◆ Directions for this task:
Report back each line of the records that contains the string "played".

◆ Record set:
▼
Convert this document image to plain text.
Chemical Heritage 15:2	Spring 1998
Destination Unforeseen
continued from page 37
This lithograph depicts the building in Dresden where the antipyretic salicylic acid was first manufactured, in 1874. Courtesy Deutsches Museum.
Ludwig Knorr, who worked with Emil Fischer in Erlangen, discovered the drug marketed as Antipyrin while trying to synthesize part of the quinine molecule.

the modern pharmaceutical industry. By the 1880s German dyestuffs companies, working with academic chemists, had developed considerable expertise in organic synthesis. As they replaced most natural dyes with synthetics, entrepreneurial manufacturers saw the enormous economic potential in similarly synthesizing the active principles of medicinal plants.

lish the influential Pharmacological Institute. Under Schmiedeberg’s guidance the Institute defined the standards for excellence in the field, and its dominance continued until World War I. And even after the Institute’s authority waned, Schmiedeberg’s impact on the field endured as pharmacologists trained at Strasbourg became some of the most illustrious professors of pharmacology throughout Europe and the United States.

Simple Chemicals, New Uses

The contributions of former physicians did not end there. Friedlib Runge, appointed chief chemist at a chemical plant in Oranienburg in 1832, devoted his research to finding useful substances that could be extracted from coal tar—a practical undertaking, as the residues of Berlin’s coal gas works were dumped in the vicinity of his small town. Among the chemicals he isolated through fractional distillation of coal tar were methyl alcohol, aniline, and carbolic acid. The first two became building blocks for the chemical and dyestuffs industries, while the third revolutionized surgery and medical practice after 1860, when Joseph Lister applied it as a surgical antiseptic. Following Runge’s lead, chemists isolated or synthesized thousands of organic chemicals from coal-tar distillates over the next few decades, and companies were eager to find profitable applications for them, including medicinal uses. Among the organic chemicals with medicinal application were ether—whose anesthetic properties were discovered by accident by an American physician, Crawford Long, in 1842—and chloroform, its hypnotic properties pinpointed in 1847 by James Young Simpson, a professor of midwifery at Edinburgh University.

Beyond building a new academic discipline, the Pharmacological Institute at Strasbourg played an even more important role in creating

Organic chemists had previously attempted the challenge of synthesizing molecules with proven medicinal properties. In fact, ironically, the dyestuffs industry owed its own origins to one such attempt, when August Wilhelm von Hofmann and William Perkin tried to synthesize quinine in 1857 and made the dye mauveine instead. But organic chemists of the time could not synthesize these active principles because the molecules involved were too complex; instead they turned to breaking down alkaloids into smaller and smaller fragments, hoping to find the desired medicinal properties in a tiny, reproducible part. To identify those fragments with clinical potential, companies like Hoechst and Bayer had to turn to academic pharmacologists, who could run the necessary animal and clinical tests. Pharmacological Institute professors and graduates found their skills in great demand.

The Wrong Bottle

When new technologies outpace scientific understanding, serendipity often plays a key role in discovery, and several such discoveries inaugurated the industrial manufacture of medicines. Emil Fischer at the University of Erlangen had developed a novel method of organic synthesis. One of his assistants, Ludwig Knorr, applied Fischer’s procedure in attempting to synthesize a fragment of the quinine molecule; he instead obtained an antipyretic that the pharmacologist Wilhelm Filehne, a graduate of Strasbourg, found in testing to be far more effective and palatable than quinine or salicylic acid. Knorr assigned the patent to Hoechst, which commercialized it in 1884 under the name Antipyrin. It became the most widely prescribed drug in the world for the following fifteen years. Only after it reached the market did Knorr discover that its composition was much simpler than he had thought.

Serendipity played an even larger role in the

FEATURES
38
▲
◆ Answer in full:
Beyond building a new academic discipline, the Pharmacological Institute at Strasbourg played an even more important role in creating
Serendipity played an even larger role in the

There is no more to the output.